▶ **Written request**
Can you copy the entries below without any changes, starting at the first line and ending with the line that contains "total-energy-panel-title: Total energy", with both of those lines included?

'''

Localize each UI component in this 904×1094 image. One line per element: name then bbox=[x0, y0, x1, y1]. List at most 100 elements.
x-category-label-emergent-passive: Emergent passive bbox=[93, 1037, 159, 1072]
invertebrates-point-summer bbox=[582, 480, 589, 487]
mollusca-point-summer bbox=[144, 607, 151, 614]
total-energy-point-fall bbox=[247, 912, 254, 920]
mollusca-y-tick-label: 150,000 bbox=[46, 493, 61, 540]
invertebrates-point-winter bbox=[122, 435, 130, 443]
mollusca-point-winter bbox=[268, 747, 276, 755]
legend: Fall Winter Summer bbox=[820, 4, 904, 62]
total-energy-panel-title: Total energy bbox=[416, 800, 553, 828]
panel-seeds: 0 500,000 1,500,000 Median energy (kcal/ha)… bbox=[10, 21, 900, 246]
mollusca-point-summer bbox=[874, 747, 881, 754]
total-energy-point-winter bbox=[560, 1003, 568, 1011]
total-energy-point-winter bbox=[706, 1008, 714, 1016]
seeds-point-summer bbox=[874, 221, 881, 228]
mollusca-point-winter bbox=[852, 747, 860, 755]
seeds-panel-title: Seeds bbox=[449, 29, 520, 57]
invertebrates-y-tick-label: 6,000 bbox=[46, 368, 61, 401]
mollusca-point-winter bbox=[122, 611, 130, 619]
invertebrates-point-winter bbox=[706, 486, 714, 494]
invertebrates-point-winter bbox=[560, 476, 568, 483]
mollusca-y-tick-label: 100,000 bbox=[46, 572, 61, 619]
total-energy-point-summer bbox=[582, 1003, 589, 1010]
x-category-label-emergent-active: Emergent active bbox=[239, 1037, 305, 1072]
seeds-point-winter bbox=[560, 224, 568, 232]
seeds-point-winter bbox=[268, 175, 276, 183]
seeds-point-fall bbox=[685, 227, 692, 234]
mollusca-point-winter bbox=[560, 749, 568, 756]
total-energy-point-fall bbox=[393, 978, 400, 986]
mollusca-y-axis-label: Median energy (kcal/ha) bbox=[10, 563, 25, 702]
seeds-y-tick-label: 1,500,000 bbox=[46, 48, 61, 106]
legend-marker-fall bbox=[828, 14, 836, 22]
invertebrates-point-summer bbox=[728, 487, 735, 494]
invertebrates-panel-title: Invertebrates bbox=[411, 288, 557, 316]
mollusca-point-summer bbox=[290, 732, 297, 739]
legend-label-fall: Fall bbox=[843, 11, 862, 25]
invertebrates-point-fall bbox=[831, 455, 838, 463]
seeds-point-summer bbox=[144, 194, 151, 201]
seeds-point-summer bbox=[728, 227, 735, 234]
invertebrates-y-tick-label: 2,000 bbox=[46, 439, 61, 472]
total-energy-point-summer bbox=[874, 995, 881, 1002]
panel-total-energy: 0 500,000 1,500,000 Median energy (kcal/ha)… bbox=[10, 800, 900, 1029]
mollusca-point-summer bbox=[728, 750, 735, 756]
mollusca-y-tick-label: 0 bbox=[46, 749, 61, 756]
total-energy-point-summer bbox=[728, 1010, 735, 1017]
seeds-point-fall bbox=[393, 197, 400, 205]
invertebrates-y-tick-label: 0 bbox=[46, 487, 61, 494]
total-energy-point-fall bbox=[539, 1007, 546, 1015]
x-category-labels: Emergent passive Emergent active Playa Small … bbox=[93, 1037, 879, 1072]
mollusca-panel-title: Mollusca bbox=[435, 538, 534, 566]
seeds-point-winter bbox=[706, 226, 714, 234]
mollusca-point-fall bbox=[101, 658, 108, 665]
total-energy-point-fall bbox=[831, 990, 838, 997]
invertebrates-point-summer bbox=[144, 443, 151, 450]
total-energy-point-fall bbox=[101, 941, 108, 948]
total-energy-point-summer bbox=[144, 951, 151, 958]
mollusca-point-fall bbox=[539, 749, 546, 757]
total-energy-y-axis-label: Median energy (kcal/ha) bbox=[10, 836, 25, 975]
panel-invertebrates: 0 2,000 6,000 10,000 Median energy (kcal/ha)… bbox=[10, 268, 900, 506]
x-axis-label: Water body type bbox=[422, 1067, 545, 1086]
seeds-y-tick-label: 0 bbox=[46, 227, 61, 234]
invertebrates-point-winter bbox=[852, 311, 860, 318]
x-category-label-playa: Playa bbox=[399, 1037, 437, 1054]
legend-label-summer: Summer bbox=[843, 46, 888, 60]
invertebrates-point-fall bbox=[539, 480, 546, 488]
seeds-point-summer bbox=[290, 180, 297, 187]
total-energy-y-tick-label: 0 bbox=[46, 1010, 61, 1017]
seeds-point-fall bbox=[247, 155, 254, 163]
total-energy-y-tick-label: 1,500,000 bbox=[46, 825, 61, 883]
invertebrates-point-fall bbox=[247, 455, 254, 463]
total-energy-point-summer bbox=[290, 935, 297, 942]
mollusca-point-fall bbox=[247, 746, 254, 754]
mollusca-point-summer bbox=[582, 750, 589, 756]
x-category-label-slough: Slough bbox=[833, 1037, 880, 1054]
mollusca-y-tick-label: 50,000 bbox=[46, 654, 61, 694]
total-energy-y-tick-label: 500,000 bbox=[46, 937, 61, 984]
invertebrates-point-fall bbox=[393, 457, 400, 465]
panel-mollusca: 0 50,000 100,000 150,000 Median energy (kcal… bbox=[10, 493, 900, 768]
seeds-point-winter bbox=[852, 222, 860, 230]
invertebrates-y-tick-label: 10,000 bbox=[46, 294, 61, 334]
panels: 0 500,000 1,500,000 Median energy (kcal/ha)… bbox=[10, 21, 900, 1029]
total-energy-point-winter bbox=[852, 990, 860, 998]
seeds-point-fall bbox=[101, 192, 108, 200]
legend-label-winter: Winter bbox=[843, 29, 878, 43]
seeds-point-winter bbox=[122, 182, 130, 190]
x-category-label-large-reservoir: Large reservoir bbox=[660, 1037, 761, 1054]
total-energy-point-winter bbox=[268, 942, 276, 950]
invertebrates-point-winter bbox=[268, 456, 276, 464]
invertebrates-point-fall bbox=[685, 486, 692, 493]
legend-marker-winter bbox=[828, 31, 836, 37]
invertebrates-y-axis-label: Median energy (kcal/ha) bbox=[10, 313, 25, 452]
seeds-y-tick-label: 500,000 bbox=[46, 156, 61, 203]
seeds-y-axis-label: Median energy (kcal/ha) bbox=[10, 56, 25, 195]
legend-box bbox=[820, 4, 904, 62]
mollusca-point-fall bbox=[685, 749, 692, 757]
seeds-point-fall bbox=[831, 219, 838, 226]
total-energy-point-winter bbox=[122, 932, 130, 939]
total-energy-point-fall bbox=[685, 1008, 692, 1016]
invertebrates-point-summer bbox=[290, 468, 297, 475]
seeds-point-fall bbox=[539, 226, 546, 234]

'''

▶ **Written reply**
Localize each UI component in this 904×1094 image. One line per element: name then bbox=[x0, y0, x1, y1]. List at most 100 elements.
x-category-label-emergent-passive: Emergent passive bbox=[93, 1037, 159, 1072]
invertebrates-point-summer bbox=[582, 480, 589, 487]
mollusca-point-summer bbox=[144, 607, 151, 614]
total-energy-point-fall bbox=[247, 912, 254, 920]
mollusca-y-tick-label: 150,000 bbox=[46, 493, 61, 540]
invertebrates-point-winter bbox=[122, 435, 130, 443]
mollusca-point-winter bbox=[268, 747, 276, 755]
legend: Fall Winter Summer bbox=[820, 4, 904, 62]
total-energy-panel-title: Total energy bbox=[416, 800, 553, 828]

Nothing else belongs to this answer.